Retype, exactly and with nothing added, the lines from the one showing "Parse this screenshot: output" through the final line of the material. Omit pictures.

Figure contents as structured data:
====

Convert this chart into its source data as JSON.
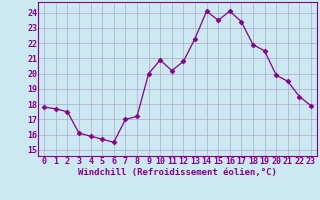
{
  "x": [
    0,
    1,
    2,
    3,
    4,
    5,
    6,
    7,
    8,
    9,
    10,
    11,
    12,
    13,
    14,
    15,
    16,
    17,
    18,
    19,
    20,
    21,
    22,
    23
  ],
  "y": [
    17.8,
    17.7,
    17.5,
    16.1,
    15.9,
    15.7,
    15.5,
    17.0,
    17.2,
    20.0,
    20.9,
    20.2,
    20.8,
    22.3,
    24.1,
    23.5,
    24.1,
    23.4,
    21.9,
    21.5,
    19.9,
    19.5,
    18.5,
    17.9
  ],
  "line_color": "#880088",
  "marker": "D",
  "marker_size": 2.5,
  "bg_color": "#cce8f0",
  "grid_color": "#aaaacc",
  "xlabel": "Windchill (Refroidissement éolien,°C)",
  "ylabel_values": [
    15,
    16,
    17,
    18,
    19,
    20,
    21,
    22,
    23,
    24
  ],
  "ylim": [
    14.6,
    24.7
  ],
  "xlim": [
    -0.5,
    23.5
  ],
  "xlabel_fontsize": 6.5,
  "tick_fontsize": 6.0
}
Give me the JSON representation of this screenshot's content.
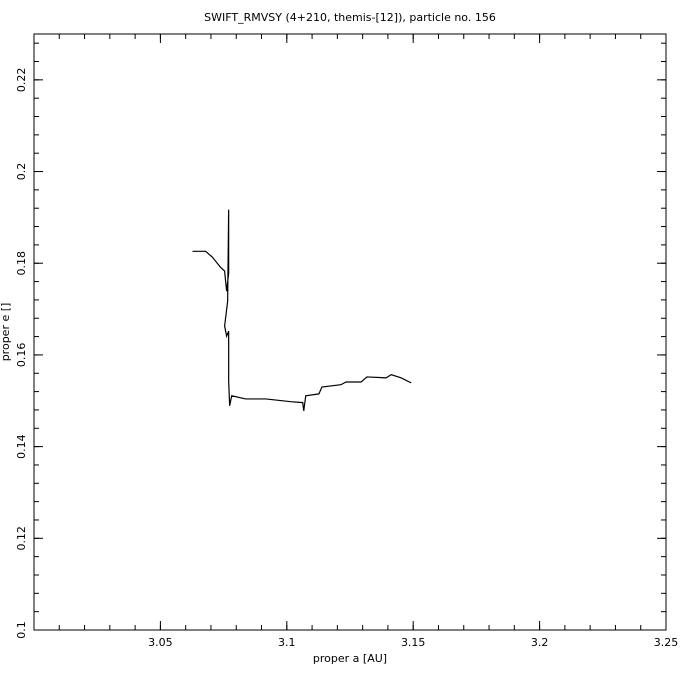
{
  "chart_data": {
    "type": "line",
    "title": "SWIFT_RMVSY (4+210, themis-[12]), particle no. 156",
    "x_label": "proper a [AU]",
    "y_label": "proper e []",
    "xlim": [
      3.0,
      3.25
    ],
    "xticks": [
      3.05,
      3.1,
      3.15,
      3.2,
      3.25
    ],
    "ylim": [
      0.1,
      0.23
    ],
    "yticks": [
      0.1,
      0.12,
      0.14,
      0.16,
      0.18,
      0.2,
      0.22
    ],
    "color": "#000000",
    "x": [
      3.0627,
      3.0679,
      3.0706,
      3.0738,
      3.0754,
      3.0762,
      3.077,
      3.077,
      3.0766,
      3.0754,
      3.0762,
      3.077,
      3.077,
      3.0774,
      3.0782,
      3.0837,
      3.0917,
      3.1016,
      3.1063,
      3.1067,
      3.1075,
      3.1127,
      3.1139,
      3.1214,
      3.1234,
      3.1294,
      3.1317,
      3.1393,
      3.1413,
      3.1452,
      3.1492
    ],
    "values": [
      0.1826,
      0.1826,
      0.1813,
      0.1791,
      0.1783,
      0.1739,
      0.1778,
      0.1917,
      0.1717,
      0.1663,
      0.1641,
      0.1652,
      0.1543,
      0.1489,
      0.1511,
      0.1504,
      0.1504,
      0.1498,
      0.1496,
      0.1478,
      0.1511,
      0.1515,
      0.153,
      0.1535,
      0.1541,
      0.1541,
      0.1552,
      0.155,
      0.1557,
      0.155,
      0.1539
    ]
  }
}
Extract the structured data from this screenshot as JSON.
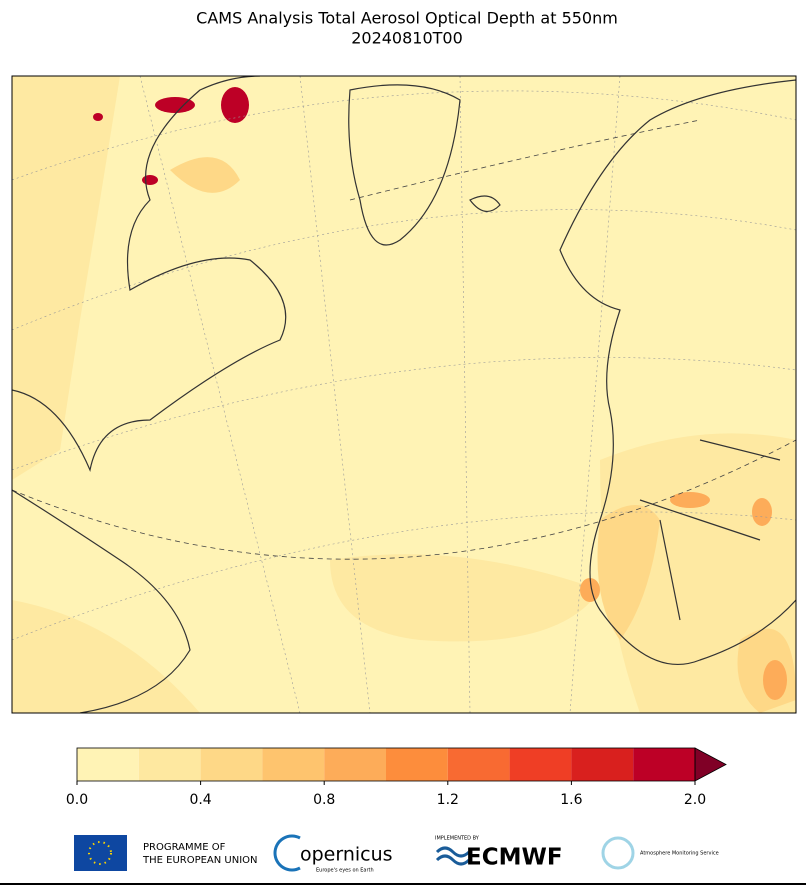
{
  "header": {
    "title": "CAMS Analysis Total Aerosol Optical Depth at 550nm",
    "subtitle": "20240810T00"
  },
  "colorbar": {
    "xlim": [
      0,
      2
    ],
    "levels": [
      0,
      0.2,
      0.4,
      0.6,
      0.8,
      1,
      1.2,
      1.4,
      1.6,
      1.8,
      2
    ],
    "colors": [
      "#fff3b5",
      "#fee8a0",
      "#fed887",
      "#fec46e",
      "#fdac59",
      "#fd8d3c",
      "#f86a32",
      "#ef3e25",
      "#d9201e",
      "#bd0026"
    ],
    "extend_color": "#800026",
    "ticks": [
      {
        "value": 0,
        "label": "0.0"
      },
      0.4,
      0.8,
      1.2,
      1.6,
      {
        "value": 2,
        "label": "2.0"
      }
    ]
  },
  "footer": {
    "eu_line1": "PROGRAMME OF",
    "eu_line2": "THE EUROPEAN UNION",
    "copernicus": "opernicus",
    "copernicus_tagline": "Europe's eyes on Earth",
    "implemented_by": "IMPLEMENTED BY",
    "ecmwf": "ECMWF",
    "cams": "Atmosphere Monitoring Service"
  }
}
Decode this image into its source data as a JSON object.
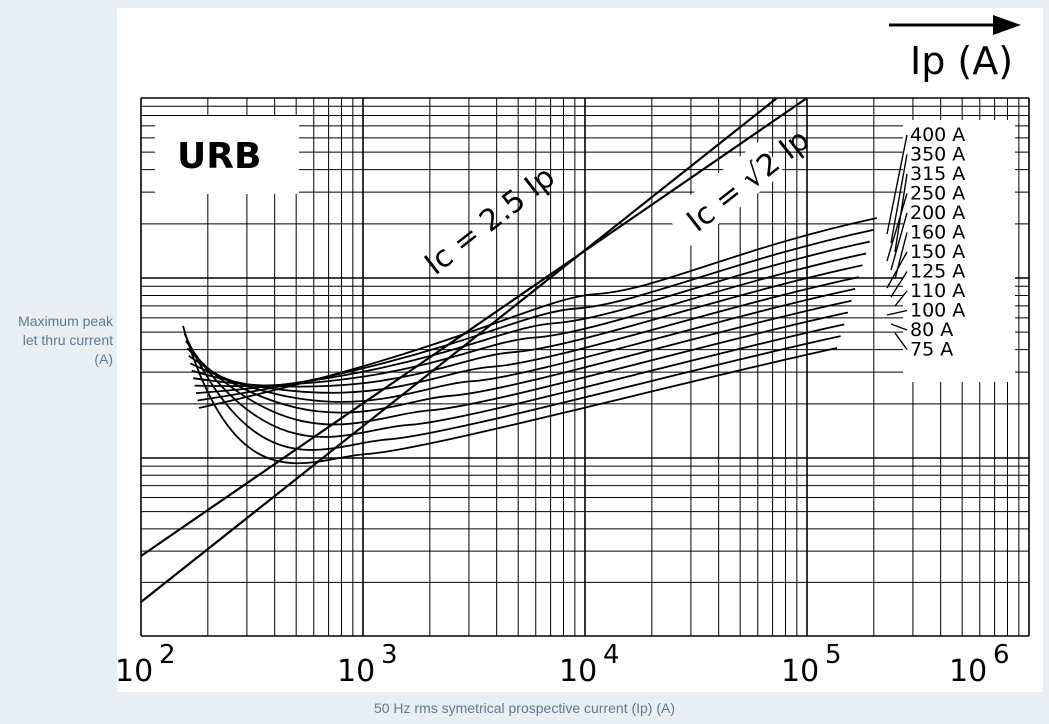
{
  "page": {
    "ylabel": "Maximum peak let thru current (A)",
    "xlabel": "50 Hz rms symetrical prospective current (Ip) (A)"
  },
  "chart_data": {
    "type": "line",
    "title": "URB",
    "axis_note": "Ip (A)",
    "x_scale": "log",
    "xlim": [
      100,
      1000000
    ],
    "x_ticks": [
      {
        "label": "10 2",
        "value": 100
      },
      {
        "label": "10 3",
        "value": 1000
      },
      {
        "label": "10 4",
        "value": 10000
      },
      {
        "label": "10 5",
        "value": 100000
      },
      {
        "label": "10 6",
        "value": 1000000
      }
    ],
    "reference_lines": [
      {
        "name": "Ic = 2.5 Ip"
      },
      {
        "name": "Ic = √2 Ip"
      }
    ],
    "series": [
      {
        "name": "400 A"
      },
      {
        "name": "350 A"
      },
      {
        "name": "315 A"
      },
      {
        "name": "250 A"
      },
      {
        "name": "200 A"
      },
      {
        "name": "160 A"
      },
      {
        "name": "150 A"
      },
      {
        "name": "125 A"
      },
      {
        "name": "110 A"
      },
      {
        "name": "100 A"
      },
      {
        "name": "80 A"
      },
      {
        "name": "75 A"
      }
    ],
    "grid": true,
    "legend": "right"
  }
}
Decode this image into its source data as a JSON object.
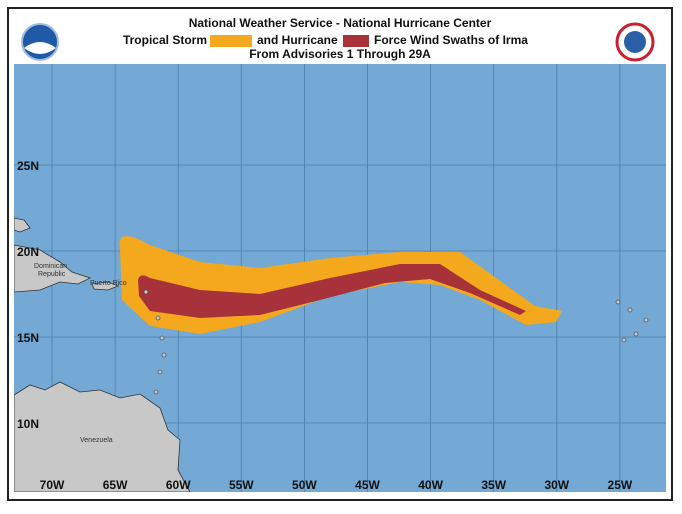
{
  "header": {
    "title": "National Weather Service - National Hurricane Center",
    "legend_storm": "Tropical Storm",
    "legend_hurricane": "and Hurricane",
    "legend_suffix": "Force Wind Swaths of Irma",
    "subtitle": "From Advisories 1 Through 29A"
  },
  "map": {
    "lon_labels": [
      "70W",
      "65W",
      "60W",
      "55W",
      "50W",
      "45W",
      "40W",
      "35W",
      "30W",
      "25W"
    ],
    "lat_labels": [
      "25N",
      "20N",
      "15N",
      "10N"
    ],
    "places": {
      "dominican": "Dominican",
      "republic": "Republic",
      "puerto_rico": "Puerto Rico",
      "venezuela": "Venezuela"
    }
  }
}
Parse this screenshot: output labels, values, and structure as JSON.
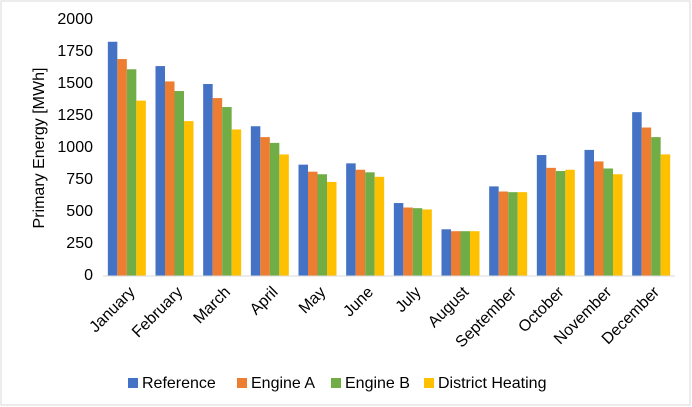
{
  "chart_data": {
    "type": "bar",
    "y_label": "Primary Energy [MWh]",
    "categories": [
      "January",
      "February",
      "March",
      "April",
      "May",
      "June",
      "July",
      "August",
      "September",
      "October",
      "November",
      "December"
    ],
    "series": [
      {
        "name": "Reference",
        "color": "#4472c4",
        "values": [
          1830,
          1640,
          1500,
          1170,
          870,
          880,
          570,
          365,
          700,
          945,
          985,
          1280
        ]
      },
      {
        "name": "Engine A",
        "color": "#ed7d31",
        "values": [
          1695,
          1520,
          1390,
          1085,
          815,
          830,
          535,
          350,
          660,
          845,
          895,
          1160
        ]
      },
      {
        "name": "Engine B",
        "color": "#70ad47",
        "values": [
          1615,
          1445,
          1320,
          1040,
          795,
          810,
          530,
          350,
          655,
          820,
          840,
          1085
        ]
      },
      {
        "name": "District Heating",
        "color": "#ffc000",
        "values": [
          1370,
          1210,
          1145,
          950,
          735,
          775,
          520,
          350,
          655,
          830,
          795,
          950
        ]
      }
    ],
    "ylim": [
      0,
      2000
    ],
    "yticks": [
      0,
      250,
      500,
      750,
      1000,
      1250,
      1500,
      1750,
      2000
    ],
    "grid": false,
    "legend": "bottom"
  }
}
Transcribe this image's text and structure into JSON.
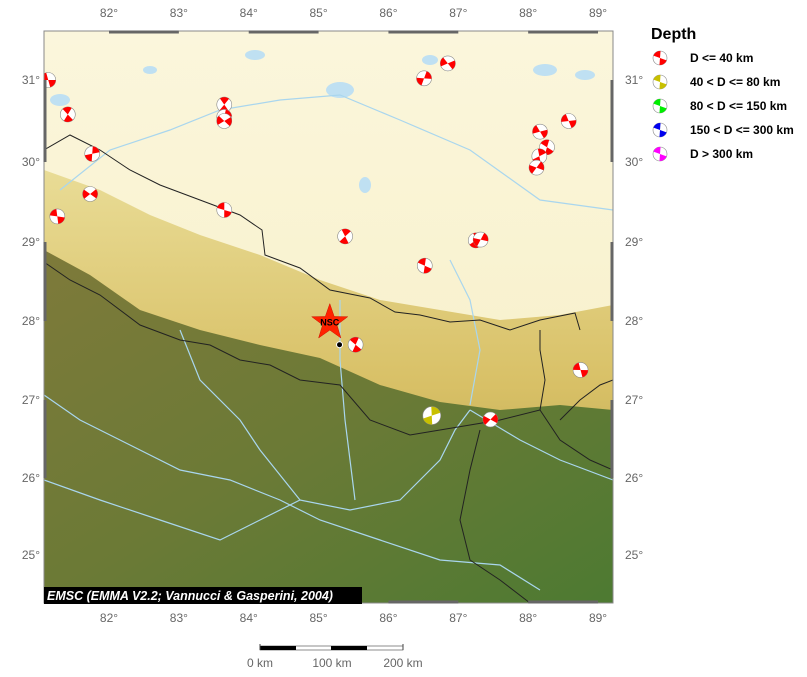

====

* [Exercise result]
Parse this screenshot: output labels, values, and structure as JSON.
{
  "chart_data": {
    "type": "bar",
    "y_label": "Primary Energy [MWh]",
    "categories": [
      "January",
      "February",
      "March",
      "April",
      "May",
      "June",
      "July",
      "August",
      "September",
      "October",
      "November",
      "December"
    ],
    "series": [
      {
        "name": "Reference",
        "color": "#4472c4",
        "values": [
          1830,
          1640,
          1500,
          1170,
          870,
          880,
          570,
          365,
          700,
          945,
          985,
          1280
        ]
      },
      {
        "name": "Engine A",
        "color": "#ed7d31",
        "values": [
          1695,
          1520,
          1390,
          1085,
          815,
          830,
          535,
          350,
          660,
          845,
          895,
          1160
        ]
      },
      {
        "name": "Engine B",
        "color": "#70ad47",
        "values": [
          1615,
          1445,
          1320,
          1040,
          795,
          810,
          530,
          350,
          655,
          820,
          840,
          1085
        ]
      },
      {
        "name": "District Heating",
        "color": "#ffc000",
        "values": [
          1370,
          1210,
          1145,
          950,
          735,
          775,
          520,
          350,
          655,
          830,
          795,
          950
        ]
      }
    ],
    "ylim": [
      0,
      2000
    ],
    "yticks": [
      0,
      250,
      500,
      750,
      1000,
      1250,
      1500,
      1750,
      2000
    ],
    "grid": false,
    "legend": "bottom"
  }
}
Transcribe this image's text and structure into JSON.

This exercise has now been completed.